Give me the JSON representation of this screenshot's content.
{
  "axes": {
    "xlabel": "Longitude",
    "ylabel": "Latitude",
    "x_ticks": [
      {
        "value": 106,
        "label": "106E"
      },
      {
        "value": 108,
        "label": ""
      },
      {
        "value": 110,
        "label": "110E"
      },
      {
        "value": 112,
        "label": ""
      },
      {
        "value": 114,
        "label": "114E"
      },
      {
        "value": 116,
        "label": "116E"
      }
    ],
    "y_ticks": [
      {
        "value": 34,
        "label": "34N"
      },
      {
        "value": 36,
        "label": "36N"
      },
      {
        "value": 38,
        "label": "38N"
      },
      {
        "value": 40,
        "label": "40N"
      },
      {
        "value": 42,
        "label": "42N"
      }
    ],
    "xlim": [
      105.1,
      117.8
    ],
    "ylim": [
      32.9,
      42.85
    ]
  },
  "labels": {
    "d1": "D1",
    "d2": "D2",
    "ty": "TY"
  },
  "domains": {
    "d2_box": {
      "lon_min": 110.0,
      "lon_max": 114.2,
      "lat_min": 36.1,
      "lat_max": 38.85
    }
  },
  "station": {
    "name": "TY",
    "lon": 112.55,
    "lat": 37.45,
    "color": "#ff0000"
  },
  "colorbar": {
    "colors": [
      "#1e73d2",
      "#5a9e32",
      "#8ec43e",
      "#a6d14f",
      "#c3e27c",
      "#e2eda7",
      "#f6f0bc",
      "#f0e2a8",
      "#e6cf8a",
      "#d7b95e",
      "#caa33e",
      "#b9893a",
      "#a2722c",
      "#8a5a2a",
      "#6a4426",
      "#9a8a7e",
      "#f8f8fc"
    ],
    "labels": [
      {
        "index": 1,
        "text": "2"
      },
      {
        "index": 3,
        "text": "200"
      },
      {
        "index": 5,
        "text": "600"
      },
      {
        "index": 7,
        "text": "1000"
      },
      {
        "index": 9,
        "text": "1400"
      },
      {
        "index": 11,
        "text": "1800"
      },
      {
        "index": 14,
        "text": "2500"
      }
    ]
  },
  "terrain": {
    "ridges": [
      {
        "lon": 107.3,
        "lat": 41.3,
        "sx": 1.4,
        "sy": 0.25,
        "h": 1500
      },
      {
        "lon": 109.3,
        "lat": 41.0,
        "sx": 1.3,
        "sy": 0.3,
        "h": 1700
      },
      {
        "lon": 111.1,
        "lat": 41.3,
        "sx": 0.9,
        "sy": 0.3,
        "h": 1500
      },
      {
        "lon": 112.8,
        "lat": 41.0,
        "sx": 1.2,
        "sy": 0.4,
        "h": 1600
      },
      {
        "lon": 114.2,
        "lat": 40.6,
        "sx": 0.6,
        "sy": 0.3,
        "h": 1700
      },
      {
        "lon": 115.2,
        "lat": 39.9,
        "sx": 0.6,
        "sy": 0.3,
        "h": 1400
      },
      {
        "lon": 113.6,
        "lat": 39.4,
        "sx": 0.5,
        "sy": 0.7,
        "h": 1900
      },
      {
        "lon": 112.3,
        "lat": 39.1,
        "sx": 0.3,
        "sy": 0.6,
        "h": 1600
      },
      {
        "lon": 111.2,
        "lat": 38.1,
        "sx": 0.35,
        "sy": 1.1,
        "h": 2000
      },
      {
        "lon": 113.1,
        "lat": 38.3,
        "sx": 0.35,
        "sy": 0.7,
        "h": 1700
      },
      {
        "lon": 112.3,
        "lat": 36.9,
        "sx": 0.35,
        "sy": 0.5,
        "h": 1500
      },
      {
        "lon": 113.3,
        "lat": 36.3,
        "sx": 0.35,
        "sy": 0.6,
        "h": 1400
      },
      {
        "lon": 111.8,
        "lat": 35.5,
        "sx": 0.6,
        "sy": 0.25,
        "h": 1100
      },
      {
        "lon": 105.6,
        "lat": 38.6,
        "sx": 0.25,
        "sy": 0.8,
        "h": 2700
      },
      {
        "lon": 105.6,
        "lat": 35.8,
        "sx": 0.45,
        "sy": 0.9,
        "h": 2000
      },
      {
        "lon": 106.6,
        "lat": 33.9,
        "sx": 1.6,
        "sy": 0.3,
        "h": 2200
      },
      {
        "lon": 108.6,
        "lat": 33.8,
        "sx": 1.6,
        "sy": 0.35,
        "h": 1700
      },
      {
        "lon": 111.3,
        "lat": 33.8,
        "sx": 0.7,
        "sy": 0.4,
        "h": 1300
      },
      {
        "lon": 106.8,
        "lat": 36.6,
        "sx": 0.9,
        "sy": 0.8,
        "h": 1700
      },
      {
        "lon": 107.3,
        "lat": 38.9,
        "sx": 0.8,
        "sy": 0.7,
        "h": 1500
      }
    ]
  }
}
|---|
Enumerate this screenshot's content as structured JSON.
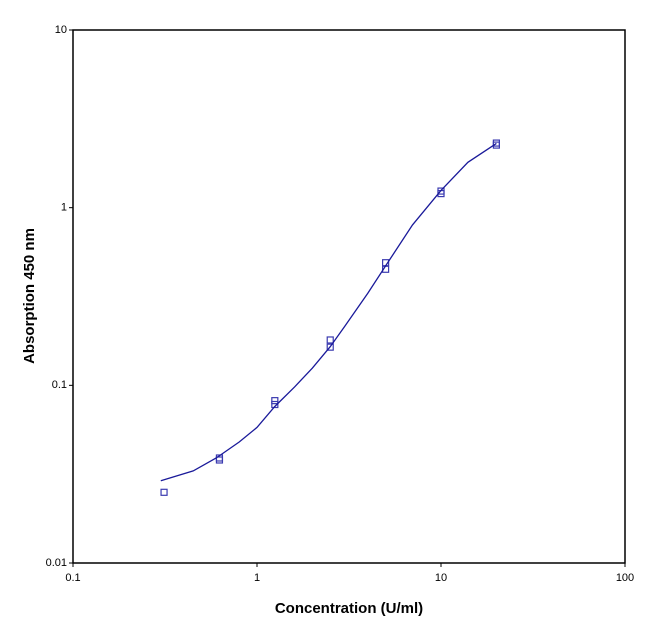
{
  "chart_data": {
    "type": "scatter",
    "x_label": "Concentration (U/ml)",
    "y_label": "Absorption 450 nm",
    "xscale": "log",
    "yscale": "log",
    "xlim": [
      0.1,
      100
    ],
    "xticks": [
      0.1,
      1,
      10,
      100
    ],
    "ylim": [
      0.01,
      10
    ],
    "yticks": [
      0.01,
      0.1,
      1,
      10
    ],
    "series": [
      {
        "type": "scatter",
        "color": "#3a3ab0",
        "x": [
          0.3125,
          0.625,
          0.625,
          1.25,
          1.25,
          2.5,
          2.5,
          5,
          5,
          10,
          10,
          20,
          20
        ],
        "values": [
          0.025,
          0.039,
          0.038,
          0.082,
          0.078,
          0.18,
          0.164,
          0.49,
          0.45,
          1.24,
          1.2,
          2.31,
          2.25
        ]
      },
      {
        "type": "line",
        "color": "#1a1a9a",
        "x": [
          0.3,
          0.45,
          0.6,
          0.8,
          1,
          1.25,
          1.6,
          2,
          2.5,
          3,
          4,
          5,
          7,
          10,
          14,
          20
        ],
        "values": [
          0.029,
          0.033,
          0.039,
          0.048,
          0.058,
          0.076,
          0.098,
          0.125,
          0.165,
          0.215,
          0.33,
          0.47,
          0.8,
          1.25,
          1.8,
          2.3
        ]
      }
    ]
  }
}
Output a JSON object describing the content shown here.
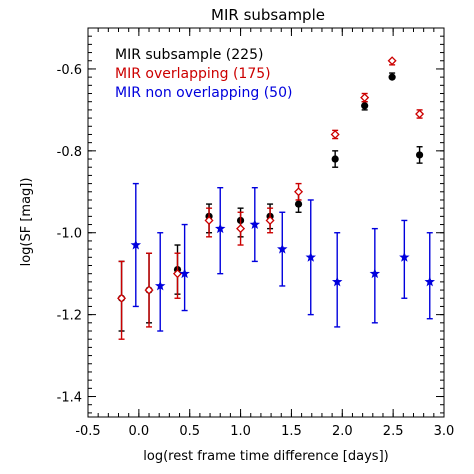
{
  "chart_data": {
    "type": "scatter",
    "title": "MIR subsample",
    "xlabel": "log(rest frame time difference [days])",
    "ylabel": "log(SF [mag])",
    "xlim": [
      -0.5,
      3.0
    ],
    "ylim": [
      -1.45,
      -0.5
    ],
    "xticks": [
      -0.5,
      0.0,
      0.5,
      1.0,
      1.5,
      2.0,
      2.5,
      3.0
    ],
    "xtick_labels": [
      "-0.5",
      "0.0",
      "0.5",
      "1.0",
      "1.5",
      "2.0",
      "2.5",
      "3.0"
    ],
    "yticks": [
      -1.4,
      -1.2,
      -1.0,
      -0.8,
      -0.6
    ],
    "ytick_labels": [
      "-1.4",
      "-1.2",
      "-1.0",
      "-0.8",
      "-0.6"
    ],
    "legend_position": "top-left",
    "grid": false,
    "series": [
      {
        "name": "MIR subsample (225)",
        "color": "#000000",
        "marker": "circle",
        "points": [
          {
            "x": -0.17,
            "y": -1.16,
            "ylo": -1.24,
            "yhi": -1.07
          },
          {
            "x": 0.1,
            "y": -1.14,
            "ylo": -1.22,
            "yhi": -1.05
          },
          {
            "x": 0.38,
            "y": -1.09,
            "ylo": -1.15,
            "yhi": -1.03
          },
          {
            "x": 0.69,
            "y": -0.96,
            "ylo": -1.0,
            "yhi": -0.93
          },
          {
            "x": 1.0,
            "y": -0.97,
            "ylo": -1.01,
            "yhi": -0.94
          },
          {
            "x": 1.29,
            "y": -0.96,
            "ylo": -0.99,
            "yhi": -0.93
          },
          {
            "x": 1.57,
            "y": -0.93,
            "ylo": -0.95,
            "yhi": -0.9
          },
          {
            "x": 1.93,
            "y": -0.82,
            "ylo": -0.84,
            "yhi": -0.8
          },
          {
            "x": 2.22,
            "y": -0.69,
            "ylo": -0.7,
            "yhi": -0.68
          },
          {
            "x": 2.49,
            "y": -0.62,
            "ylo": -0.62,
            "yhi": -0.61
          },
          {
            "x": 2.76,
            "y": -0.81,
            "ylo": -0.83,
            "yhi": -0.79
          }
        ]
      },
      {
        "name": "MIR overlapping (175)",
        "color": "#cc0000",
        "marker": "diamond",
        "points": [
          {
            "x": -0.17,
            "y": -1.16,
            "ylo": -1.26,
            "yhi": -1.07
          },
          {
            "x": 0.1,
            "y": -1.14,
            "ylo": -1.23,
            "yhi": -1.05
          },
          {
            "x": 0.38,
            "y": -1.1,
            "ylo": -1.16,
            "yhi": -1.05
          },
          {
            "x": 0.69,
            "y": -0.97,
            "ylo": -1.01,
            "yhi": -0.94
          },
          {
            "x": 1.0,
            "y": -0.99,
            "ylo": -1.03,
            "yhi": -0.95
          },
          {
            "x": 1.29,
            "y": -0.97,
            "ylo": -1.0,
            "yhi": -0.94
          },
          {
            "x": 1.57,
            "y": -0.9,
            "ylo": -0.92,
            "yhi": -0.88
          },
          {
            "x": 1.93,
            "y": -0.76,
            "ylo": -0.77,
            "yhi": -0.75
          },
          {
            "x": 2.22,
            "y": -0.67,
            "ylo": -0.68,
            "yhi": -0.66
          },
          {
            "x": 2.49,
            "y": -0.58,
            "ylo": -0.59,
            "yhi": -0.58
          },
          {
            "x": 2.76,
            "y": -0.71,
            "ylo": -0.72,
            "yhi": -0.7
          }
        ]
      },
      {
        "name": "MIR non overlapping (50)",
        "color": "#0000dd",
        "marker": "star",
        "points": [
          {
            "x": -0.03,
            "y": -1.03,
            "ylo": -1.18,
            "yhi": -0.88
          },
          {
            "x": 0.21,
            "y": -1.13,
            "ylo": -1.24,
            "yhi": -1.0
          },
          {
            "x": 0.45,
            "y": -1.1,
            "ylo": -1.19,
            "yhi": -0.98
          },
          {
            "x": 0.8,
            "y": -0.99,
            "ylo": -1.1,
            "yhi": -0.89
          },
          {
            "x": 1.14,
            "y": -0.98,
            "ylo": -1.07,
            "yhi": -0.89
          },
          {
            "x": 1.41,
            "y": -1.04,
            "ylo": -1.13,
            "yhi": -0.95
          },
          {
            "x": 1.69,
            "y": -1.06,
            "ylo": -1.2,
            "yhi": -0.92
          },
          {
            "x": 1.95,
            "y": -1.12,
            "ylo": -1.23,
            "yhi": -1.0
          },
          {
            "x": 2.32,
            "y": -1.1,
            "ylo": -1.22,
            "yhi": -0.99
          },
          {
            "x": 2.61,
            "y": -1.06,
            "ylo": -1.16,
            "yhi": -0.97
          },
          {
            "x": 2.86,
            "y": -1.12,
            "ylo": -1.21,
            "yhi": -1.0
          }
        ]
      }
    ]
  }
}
|---|
Select the lines that carry the string "marker" and copy them.

        "marker": "circle",
        "marker": "diamond",
        "marker": "star",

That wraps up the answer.